▸ THE PROBLEM:
Write out the full listing exactly as given, minus the images.

===

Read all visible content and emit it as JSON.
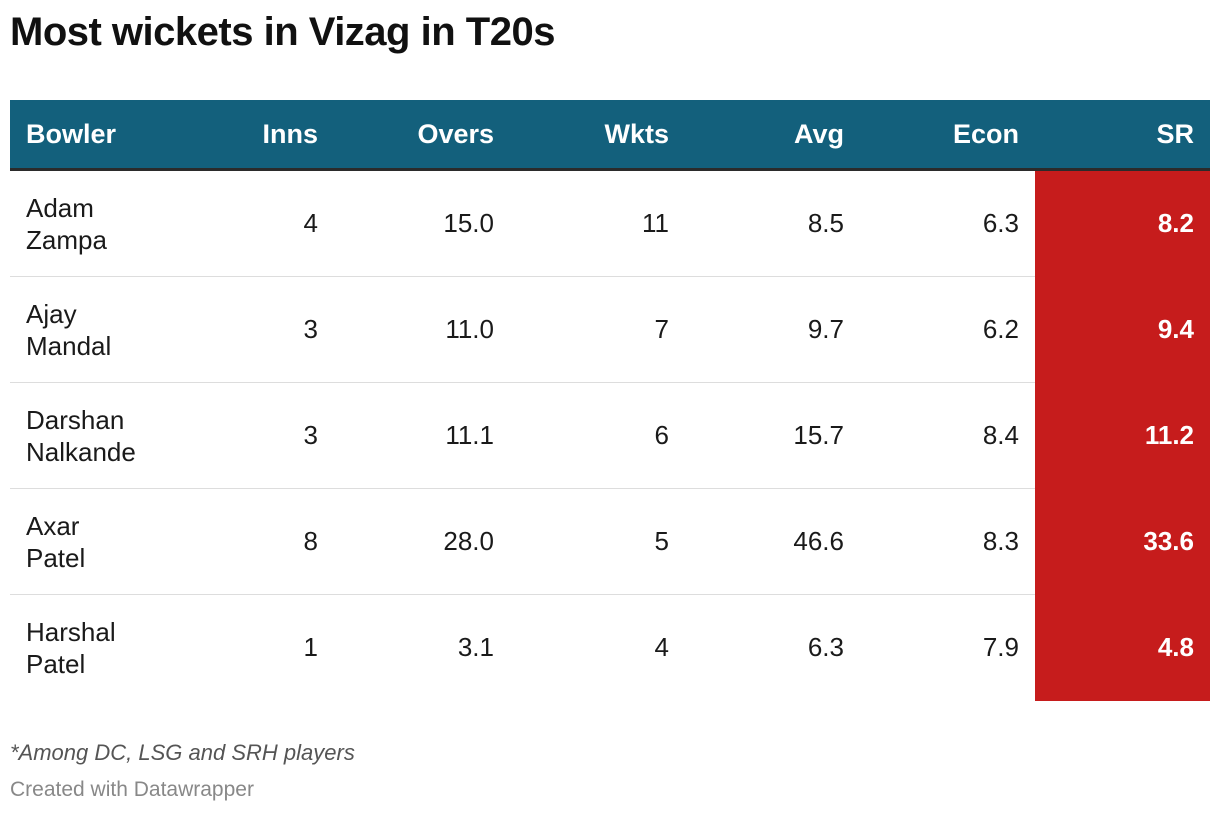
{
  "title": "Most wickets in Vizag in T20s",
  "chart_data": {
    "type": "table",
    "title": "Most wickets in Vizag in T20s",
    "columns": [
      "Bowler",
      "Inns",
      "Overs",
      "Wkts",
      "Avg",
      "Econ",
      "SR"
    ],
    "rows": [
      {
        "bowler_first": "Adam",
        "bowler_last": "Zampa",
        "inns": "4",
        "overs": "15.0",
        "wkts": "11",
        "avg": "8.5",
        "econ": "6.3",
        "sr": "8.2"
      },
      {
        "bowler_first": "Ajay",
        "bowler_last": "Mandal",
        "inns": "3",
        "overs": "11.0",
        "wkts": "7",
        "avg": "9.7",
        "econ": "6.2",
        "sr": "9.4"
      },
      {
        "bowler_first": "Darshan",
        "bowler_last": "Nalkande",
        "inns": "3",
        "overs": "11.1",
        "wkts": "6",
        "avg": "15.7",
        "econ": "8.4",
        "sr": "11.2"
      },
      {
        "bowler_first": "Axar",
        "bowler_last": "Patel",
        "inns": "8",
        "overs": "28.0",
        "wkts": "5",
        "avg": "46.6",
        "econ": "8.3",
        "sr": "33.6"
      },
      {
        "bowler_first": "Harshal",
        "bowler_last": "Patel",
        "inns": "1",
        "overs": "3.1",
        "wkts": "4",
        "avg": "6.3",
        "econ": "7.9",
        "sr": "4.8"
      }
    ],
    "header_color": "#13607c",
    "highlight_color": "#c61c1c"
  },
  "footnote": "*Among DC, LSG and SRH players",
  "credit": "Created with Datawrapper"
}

===

▸ RESULT OF THE EXERCISE:
Read all visible content and emit it as JSON.
{
  "title": "Most wickets in Vizag in T20s",
  "chart_data": {
    "type": "table",
    "title": "Most wickets in Vizag in T20s",
    "columns": [
      "Bowler",
      "Inns",
      "Overs",
      "Wkts",
      "Avg",
      "Econ",
      "SR"
    ],
    "rows": [
      {
        "bowler_first": "Adam",
        "bowler_last": "Zampa",
        "inns": "4",
        "overs": "15.0",
        "wkts": "11",
        "avg": "8.5",
        "econ": "6.3",
        "sr": "8.2"
      },
      {
        "bowler_first": "Ajay",
        "bowler_last": "Mandal",
        "inns": "3",
        "overs": "11.0",
        "wkts": "7",
        "avg": "9.7",
        "econ": "6.2",
        "sr": "9.4"
      },
      {
        "bowler_first": "Darshan",
        "bowler_last": "Nalkande",
        "inns": "3",
        "overs": "11.1",
        "wkts": "6",
        "avg": "15.7",
        "econ": "8.4",
        "sr": "11.2"
      },
      {
        "bowler_first": "Axar",
        "bowler_last": "Patel",
        "inns": "8",
        "overs": "28.0",
        "wkts": "5",
        "avg": "46.6",
        "econ": "8.3",
        "sr": "33.6"
      },
      {
        "bowler_first": "Harshal",
        "bowler_last": "Patel",
        "inns": "1",
        "overs": "3.1",
        "wkts": "4",
        "avg": "6.3",
        "econ": "7.9",
        "sr": "4.8"
      }
    ],
    "header_color": "#13607c",
    "highlight_color": "#c61c1c"
  },
  "footnote": "*Among DC, LSG and SRH players",
  "credit": "Created with Datawrapper"
}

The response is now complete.